Retype each entry verbatim. Do not include the images.

Stored dataset items:
=== Section Start ===

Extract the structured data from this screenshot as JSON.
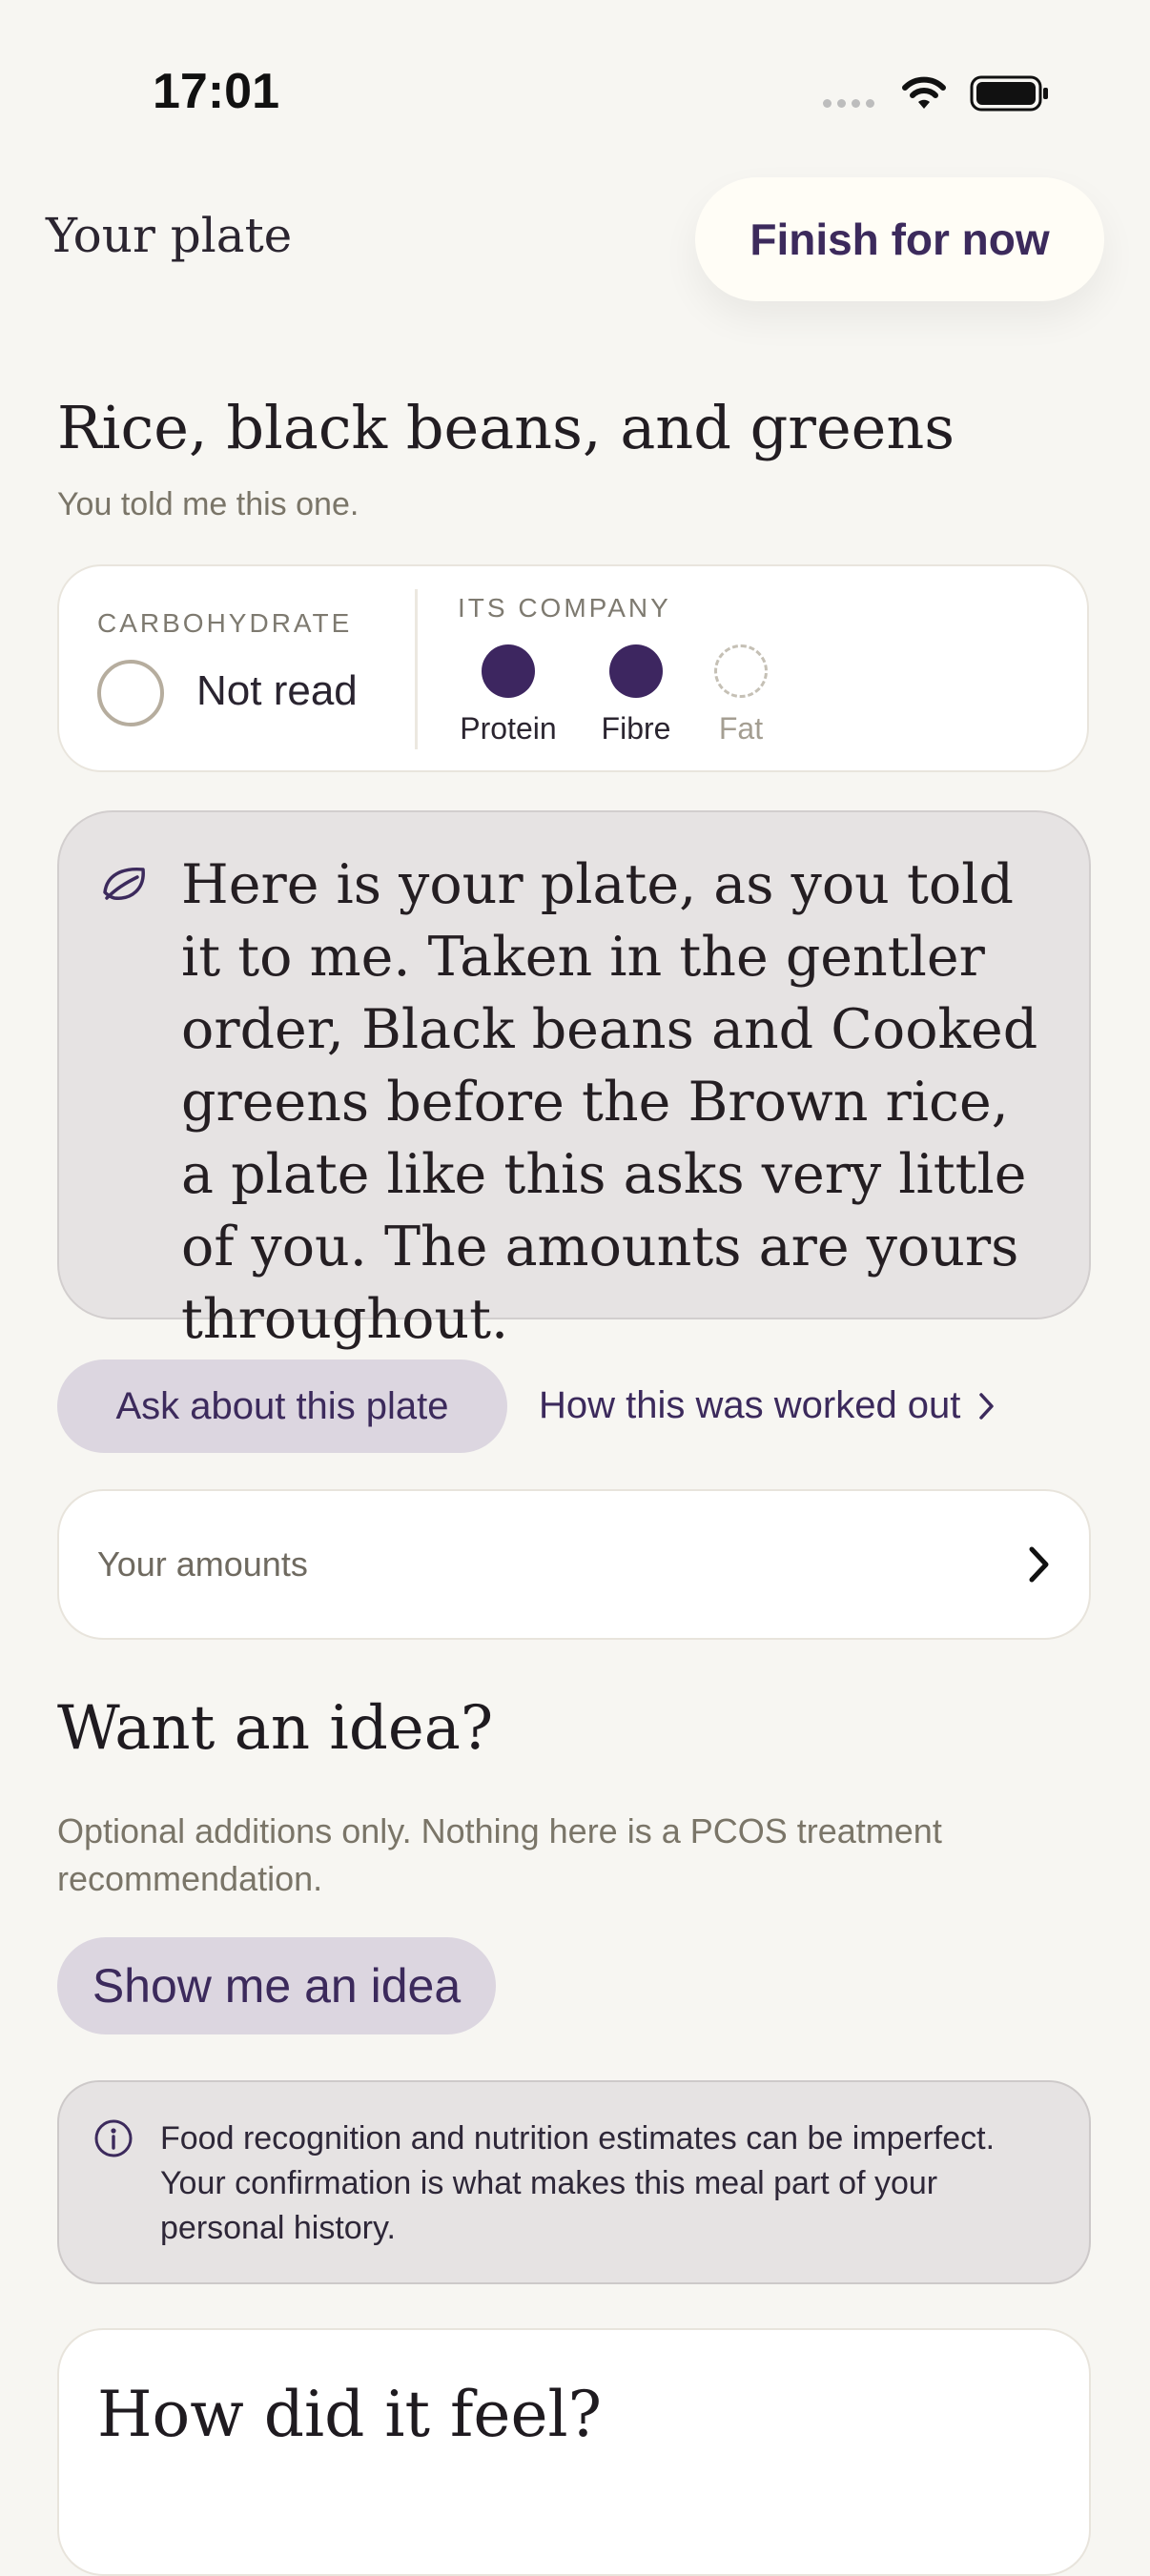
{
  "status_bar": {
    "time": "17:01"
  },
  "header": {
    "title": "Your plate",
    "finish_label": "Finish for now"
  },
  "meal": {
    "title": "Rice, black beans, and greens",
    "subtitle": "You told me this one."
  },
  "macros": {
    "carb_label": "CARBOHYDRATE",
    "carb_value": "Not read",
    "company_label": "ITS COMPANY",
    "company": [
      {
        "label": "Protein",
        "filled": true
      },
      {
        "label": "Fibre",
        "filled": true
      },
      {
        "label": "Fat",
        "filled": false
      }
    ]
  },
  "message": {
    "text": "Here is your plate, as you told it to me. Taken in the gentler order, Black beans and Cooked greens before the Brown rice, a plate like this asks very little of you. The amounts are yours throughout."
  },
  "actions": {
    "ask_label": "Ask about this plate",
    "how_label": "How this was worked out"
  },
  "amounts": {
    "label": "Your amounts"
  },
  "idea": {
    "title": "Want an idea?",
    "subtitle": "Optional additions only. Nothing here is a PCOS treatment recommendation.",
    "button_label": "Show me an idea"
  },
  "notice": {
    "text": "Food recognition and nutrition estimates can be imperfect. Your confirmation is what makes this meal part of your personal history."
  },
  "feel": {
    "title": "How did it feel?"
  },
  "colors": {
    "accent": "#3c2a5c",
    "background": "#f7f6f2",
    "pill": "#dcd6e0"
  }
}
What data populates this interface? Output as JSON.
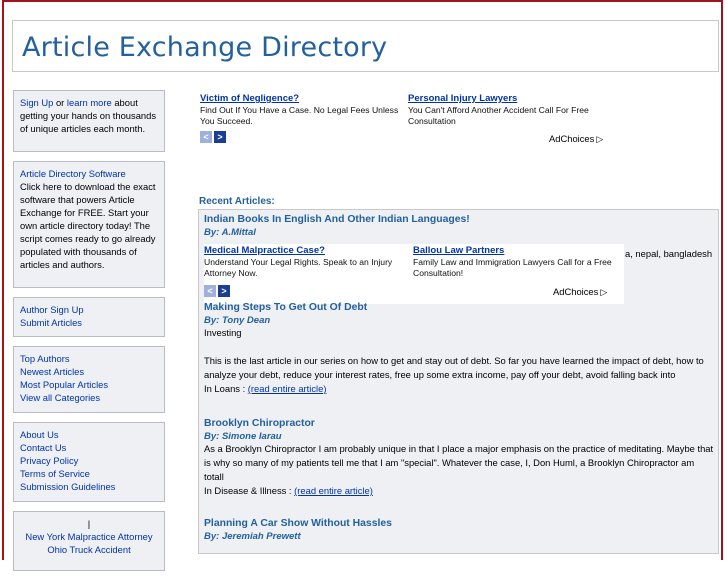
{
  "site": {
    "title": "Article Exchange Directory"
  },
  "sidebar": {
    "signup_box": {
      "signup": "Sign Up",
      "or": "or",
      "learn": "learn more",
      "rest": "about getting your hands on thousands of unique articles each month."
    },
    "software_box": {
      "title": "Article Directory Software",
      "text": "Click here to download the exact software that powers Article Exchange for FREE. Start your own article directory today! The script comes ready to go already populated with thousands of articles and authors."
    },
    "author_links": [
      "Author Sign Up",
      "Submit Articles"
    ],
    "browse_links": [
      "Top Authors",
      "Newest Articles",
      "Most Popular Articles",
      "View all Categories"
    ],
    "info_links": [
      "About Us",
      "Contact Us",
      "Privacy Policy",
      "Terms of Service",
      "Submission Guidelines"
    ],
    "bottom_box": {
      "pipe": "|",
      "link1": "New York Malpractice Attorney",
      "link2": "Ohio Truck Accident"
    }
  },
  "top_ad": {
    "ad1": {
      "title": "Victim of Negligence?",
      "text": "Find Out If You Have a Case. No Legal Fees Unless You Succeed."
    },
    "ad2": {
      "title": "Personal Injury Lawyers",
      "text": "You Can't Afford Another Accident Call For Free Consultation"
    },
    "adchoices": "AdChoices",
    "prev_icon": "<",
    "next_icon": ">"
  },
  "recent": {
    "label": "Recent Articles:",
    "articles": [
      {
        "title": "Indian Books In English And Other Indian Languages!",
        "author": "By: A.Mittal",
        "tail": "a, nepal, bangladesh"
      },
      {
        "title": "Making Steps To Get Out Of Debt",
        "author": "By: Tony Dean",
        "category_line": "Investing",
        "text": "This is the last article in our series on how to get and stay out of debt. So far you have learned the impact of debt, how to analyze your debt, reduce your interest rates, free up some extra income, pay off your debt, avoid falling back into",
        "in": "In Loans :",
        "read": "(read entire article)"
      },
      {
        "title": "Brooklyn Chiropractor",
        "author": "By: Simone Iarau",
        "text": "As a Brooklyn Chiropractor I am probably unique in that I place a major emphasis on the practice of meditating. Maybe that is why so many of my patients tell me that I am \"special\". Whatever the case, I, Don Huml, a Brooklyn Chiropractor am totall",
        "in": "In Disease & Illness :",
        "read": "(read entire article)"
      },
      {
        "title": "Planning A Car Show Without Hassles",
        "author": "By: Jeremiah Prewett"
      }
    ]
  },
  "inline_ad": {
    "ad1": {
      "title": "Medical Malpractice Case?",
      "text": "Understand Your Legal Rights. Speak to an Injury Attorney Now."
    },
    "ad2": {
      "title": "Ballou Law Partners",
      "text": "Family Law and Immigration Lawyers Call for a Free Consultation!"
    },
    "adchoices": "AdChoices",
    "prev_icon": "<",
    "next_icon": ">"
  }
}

=== Section End ===

Result for this exercise:
Extract the structured data from this screenshot as JSON.
{
  "status_bar": {
    "time": "17:01"
  },
  "header": {
    "title": "Your plate",
    "finish_label": "Finish for now"
  },
  "meal": {
    "title": "Rice, black beans, and greens",
    "subtitle": "You told me this one."
  },
  "macros": {
    "carb_label": "CARBOHYDRATE",
    "carb_value": "Not read",
    "company_label": "ITS COMPANY",
    "company": [
      {
        "label": "Protein",
        "filled": true
      },
      {
        "label": "Fibre",
        "filled": true
      },
      {
        "label": "Fat",
        "filled": false
      }
    ]
  },
  "message": {
    "text": "Here is your plate, as you told it to me. Taken in the gentler order, Black beans and Cooked greens before the Brown rice, a plate like this asks very little of you. The amounts are yours throughout."
  },
  "actions": {
    "ask_label": "Ask about this plate",
    "how_label": "How this was worked out"
  },
  "amounts": {
    "label": "Your amounts"
  },
  "idea": {
    "title": "Want an idea?",
    "subtitle": "Optional additions only. Nothing here is a PCOS treatment recommendation.",
    "button_label": "Show me an idea"
  },
  "notice": {
    "text": "Food recognition and nutrition estimates can be imperfect. Your confirmation is what makes this meal part of your personal history."
  },
  "feel": {
    "title": "How did it feel?"
  },
  "colors": {
    "accent": "#3c2a5c",
    "background": "#f7f6f2",
    "pill": "#dcd6e0"
  }
}
What data populates this interface? Output as JSON.
{
  "site": {
    "title": "Article Exchange Directory"
  },
  "sidebar": {
    "signup_box": {
      "signup": "Sign Up",
      "or": "or",
      "learn": "learn more",
      "rest": "about getting your hands on thousands of unique articles each month."
    },
    "software_box": {
      "title": "Article Directory Software",
      "text": "Click here to download the exact software that powers Article Exchange for FREE. Start your own article directory today! The script comes ready to go already populated with thousands of articles and authors."
    },
    "author_links": [
      "Author Sign Up",
      "Submit Articles"
    ],
    "browse_links": [
      "Top Authors",
      "Newest Articles",
      "Most Popular Articles",
      "View all Categories"
    ],
    "info_links": [
      "About Us",
      "Contact Us",
      "Privacy Policy",
      "Terms of Service",
      "Submission Guidelines"
    ],
    "bottom_box": {
      "pipe": "|",
      "link1": "New York Malpractice Attorney",
      "link2": "Ohio Truck Accident"
    }
  },
  "top_ad": {
    "ad1": {
      "title": "Victim of Negligence?",
      "text": "Find Out If You Have a Case. No Legal Fees Unless You Succeed."
    },
    "ad2": {
      "title": "Personal Injury Lawyers",
      "text": "You Can't Afford Another Accident Call For Free Consultation"
    },
    "adchoices": "AdChoices",
    "prev_icon": "<",
    "next_icon": ">"
  },
  "recent": {
    "label": "Recent Articles:",
    "articles": [
      {
        "title": "Indian Books In English And Other Indian Languages!",
        "author": "By: A.Mittal",
        "tail": "a, nepal, bangladesh"
      },
      {
        "title": "Making Steps To Get Out Of Debt",
        "author": "By: Tony Dean",
        "category_line": "Investing",
        "text": "This is the last article in our series on how to get and stay out of debt. So far you have learned the impact of debt, how to analyze your debt, reduce your interest rates, free up some extra income, pay off your debt, avoid falling back into",
        "in": "In Loans :",
        "read": "(read entire article)"
      },
      {
        "title": "Brooklyn Chiropractor",
        "author": "By: Simone Iarau",
        "text": "As a Brooklyn Chiropractor I am probably unique in that I place a major emphasis on the practice of meditating. Maybe that is why so many of my patients tell me that I am \"special\". Whatever the case, I, Don Huml, a Brooklyn Chiropractor am totall",
        "in": "In Disease & Illness :",
        "read": "(read entire article)"
      },
      {
        "title": "Planning A Car Show Without Hassles",
        "author": "By: Jeremiah Prewett"
      }
    ]
  },
  "inline_ad": {
    "ad1": {
      "title": "Medical Malpractice Case?",
      "text": "Understand Your Legal Rights. Speak to an Injury Attorney Now."
    },
    "ad2": {
      "title": "Ballou Law Partners",
      "text": "Family Law and Immigration Lawyers Call for a Free Consultation!"
    },
    "adchoices": "AdChoices",
    "prev_icon": "<",
    "next_icon": ">"
  }
}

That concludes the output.